# [Exercise requirements]
Repeat, exactly and in full, the lines of the listing below, but without any pictures.

# [Record list]
──────────────────────────────

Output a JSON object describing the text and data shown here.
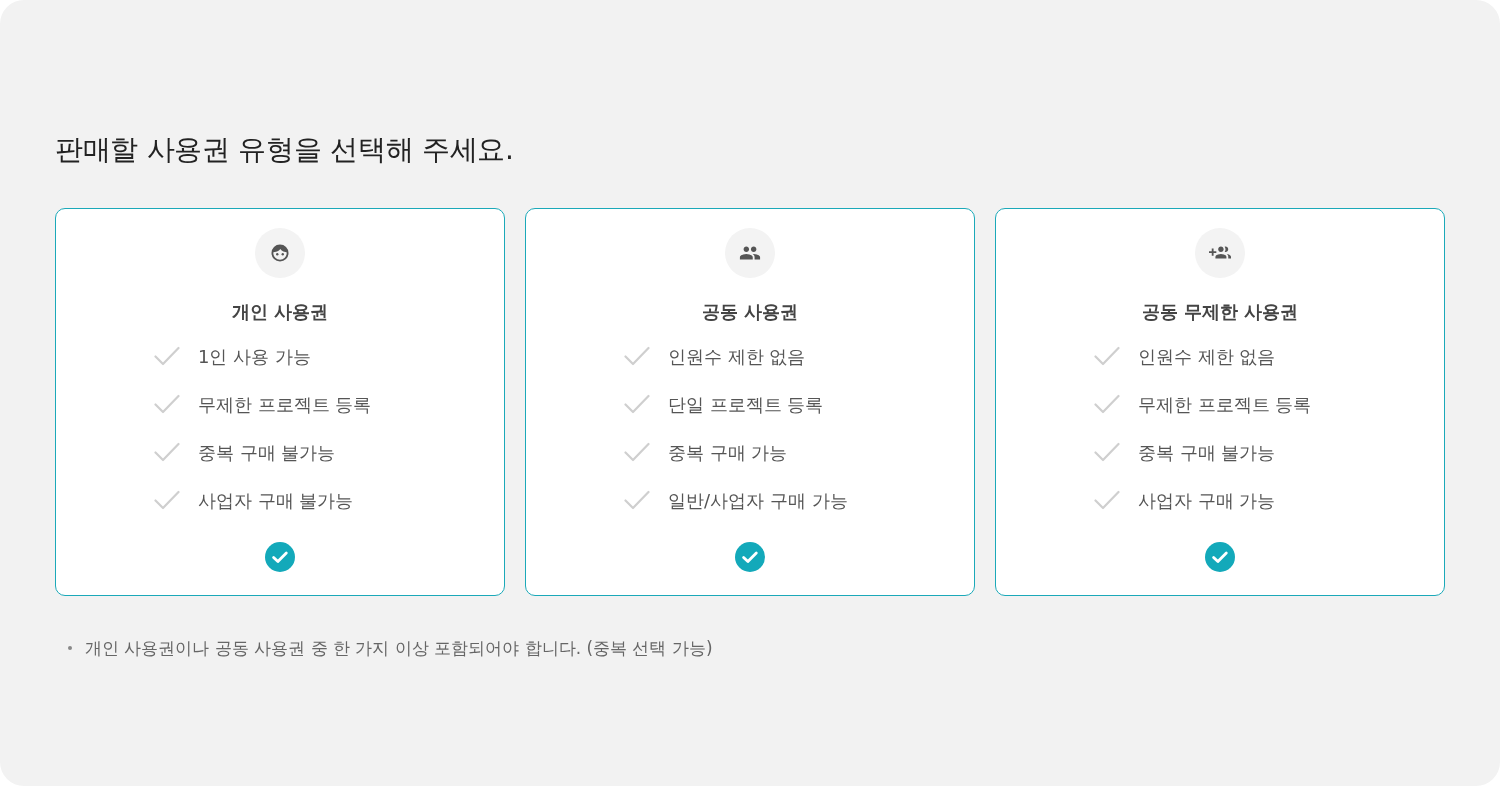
{
  "heading": "판매할 사용권 유형을 선택해 주세요.",
  "plans": [
    {
      "kind": "face",
      "title": "개인 사용권",
      "selected": true,
      "features": [
        "1인 사용 가능",
        "무제한 프로젝트 등록",
        "중복 구매 불가능",
        "사업자 구매 불가능"
      ]
    },
    {
      "kind": "group",
      "title": "공동 사용권",
      "selected": true,
      "features": [
        "인원수 제한 없음",
        "단일 프로젝트 등록",
        "중복 구매 가능",
        "일반/사업자 구매 가능"
      ]
    },
    {
      "kind": "group_add",
      "title": "공동 무제한 사용권",
      "selected": true,
      "features": [
        "인원수 제한 없음",
        "무제한 프로젝트 등록",
        "중복 구매 불가능",
        "사업자 구매 가능"
      ]
    }
  ],
  "notes": [
    "개인 사용권이나 공동 사용권 중 한 가지 이상 포함되어야 합니다. (중복 선택 가능)"
  ]
}
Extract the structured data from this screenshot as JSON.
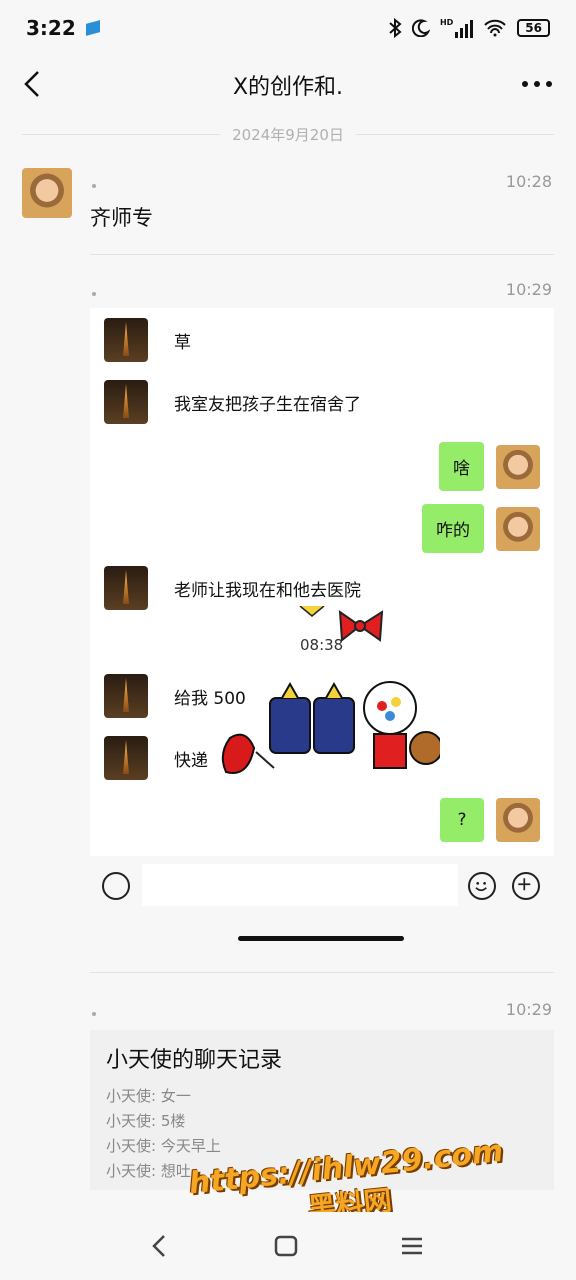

──────────────────────────────

# [Exercise response]
Output a JSON object describing the text and data shown here.
{
  "heading": "판매할 사용권 유형을 선택해 주세요.",
  "plans": [
    {
      "kind": "face",
      "title": "개인 사용권",
      "selected": true,
      "features": [
        "1인 사용 가능",
        "무제한 프로젝트 등록",
        "중복 구매 불가능",
        "사업자 구매 불가능"
      ]
    },
    {
      "kind": "group",
      "title": "공동 사용권",
      "selected": true,
      "features": [
        "인원수 제한 없음",
        "단일 프로젝트 등록",
        "중복 구매 가능",
        "일반/사업자 구매 가능"
      ]
    },
    {
      "kind": "group_add",
      "title": "공동 무제한 사용권",
      "selected": true,
      "features": [
        "인원수 제한 없음",
        "무제한 프로젝트 등록",
        "중복 구매 불가능",
        "사업자 구매 가능"
      ]
    }
  ],
  "notes": [
    "개인 사용권이나 공동 사용권 중 한 가지 이상 포함되어야 합니다. (중복 선택 가능)"
  ]
}
Extract the structured data from this screenshot as JSON.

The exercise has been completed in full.